== WORK TO BE COMPLETED ==
Could you copy every line from the material below in which "text" appears?

─── DATA FOR THIS EXERCISE ───

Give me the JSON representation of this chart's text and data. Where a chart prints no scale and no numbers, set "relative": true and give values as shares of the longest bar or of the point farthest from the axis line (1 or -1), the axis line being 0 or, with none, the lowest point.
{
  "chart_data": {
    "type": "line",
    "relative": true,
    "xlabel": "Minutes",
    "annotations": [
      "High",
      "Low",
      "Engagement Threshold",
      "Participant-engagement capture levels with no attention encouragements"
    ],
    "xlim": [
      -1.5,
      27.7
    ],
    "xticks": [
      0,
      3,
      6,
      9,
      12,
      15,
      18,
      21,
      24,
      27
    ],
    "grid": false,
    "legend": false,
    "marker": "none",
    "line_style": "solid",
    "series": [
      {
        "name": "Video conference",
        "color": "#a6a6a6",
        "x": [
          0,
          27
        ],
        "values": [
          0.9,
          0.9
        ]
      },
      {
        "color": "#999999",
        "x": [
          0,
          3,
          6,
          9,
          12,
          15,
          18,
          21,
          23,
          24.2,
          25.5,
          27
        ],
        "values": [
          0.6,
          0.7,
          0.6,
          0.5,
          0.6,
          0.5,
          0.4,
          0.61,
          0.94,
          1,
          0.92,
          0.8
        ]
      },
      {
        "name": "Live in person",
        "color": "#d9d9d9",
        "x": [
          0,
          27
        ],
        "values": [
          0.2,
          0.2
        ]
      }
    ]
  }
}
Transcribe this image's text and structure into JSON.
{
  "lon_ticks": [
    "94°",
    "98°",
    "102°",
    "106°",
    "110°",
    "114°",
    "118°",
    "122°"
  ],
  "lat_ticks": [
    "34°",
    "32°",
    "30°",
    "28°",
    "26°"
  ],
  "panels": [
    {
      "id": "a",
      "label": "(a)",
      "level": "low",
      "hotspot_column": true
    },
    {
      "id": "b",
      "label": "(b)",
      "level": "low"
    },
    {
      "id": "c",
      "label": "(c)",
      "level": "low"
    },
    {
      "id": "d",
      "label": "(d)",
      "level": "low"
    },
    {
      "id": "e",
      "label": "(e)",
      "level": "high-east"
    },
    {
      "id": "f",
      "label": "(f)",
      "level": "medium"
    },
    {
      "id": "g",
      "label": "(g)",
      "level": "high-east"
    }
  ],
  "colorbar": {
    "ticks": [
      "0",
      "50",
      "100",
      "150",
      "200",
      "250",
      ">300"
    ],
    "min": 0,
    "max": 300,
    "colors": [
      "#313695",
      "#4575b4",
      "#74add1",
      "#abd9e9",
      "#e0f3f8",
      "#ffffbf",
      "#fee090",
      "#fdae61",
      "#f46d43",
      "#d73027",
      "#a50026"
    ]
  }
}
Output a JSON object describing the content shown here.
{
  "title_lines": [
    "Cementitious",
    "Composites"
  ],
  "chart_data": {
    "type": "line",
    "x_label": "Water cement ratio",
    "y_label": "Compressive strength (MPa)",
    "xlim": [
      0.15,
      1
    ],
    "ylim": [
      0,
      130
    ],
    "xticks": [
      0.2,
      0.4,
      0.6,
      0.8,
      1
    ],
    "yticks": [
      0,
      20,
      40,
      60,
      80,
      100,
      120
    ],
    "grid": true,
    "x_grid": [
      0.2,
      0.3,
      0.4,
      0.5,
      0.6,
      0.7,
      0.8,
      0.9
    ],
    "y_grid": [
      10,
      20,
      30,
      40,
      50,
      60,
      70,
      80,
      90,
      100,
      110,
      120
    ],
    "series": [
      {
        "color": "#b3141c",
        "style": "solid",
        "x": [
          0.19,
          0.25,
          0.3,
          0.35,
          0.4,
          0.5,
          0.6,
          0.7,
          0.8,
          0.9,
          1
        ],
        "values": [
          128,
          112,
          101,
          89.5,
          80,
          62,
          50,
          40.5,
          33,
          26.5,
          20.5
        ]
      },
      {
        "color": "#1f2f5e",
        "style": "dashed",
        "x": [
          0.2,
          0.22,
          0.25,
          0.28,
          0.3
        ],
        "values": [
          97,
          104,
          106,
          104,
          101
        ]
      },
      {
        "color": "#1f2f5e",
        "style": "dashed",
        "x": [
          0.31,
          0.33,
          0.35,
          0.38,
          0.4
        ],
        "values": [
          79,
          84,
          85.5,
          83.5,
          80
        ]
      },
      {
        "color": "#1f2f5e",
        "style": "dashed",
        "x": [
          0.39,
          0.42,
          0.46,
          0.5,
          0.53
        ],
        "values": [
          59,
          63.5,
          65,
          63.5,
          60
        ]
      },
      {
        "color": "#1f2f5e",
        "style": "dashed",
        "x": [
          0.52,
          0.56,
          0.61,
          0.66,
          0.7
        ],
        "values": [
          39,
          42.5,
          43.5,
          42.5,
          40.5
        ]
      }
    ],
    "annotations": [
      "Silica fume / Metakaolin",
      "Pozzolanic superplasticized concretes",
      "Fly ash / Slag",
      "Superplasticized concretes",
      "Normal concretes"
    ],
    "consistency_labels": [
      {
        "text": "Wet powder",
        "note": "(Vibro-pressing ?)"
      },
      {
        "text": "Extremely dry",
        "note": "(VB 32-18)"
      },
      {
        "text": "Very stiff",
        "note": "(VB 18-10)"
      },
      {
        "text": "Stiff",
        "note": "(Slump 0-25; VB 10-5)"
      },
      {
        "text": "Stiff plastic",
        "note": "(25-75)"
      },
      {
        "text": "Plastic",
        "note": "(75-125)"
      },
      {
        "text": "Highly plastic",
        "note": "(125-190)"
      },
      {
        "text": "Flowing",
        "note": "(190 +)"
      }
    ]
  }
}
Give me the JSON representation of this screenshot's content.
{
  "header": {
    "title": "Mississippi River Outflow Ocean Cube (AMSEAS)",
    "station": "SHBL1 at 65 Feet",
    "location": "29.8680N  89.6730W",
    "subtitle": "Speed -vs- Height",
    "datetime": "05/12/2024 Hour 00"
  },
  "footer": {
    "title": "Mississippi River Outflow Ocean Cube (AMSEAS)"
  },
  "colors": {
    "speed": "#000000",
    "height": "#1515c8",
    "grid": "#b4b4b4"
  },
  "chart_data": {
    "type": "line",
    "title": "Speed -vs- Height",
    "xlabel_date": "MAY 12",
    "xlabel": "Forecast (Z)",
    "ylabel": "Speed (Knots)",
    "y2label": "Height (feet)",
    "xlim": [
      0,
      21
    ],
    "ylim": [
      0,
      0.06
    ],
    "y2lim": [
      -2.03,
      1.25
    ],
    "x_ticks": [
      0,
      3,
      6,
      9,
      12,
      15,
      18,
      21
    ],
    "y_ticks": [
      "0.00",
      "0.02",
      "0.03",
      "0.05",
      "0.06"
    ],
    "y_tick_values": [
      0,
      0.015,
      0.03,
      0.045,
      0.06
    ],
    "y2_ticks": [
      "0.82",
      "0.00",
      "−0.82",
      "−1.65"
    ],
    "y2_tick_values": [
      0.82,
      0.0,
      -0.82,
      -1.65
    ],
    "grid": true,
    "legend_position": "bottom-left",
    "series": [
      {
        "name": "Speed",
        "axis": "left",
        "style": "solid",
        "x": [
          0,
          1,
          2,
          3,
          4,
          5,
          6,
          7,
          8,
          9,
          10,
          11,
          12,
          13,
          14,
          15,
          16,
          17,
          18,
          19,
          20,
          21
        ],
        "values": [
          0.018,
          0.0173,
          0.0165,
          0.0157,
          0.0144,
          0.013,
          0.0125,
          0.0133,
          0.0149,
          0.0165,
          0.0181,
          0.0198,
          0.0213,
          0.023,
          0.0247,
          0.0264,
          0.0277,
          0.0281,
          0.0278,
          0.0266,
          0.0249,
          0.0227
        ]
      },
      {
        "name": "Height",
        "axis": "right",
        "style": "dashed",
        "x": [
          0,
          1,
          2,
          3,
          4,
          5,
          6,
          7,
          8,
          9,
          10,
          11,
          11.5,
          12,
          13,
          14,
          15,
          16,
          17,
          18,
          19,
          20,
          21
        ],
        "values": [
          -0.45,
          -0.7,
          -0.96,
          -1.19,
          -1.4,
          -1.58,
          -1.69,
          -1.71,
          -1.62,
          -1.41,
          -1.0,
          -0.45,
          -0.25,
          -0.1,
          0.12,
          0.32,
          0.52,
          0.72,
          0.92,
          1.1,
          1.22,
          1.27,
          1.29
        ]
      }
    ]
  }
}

───

== RESULT ==
Give me the JSON representation of this chart's text and data. Where a chart prints no scale and no numbers, set "relative": true and give values as shares of the longest bar or of the point farthest from the axis line (1 or -1), the axis line being 0 or, with none, the lowest point.
Transcribe this image's text and structure into JSON.
        "text": "Wet powder",
        "text": "Extremely dry",
        "text": "Very stiff",
        "text": "Stiff",
        "text": "Stiff plastic",
        "text": "Plastic",
        "text": "Highly plastic",
        "text": "Flowing",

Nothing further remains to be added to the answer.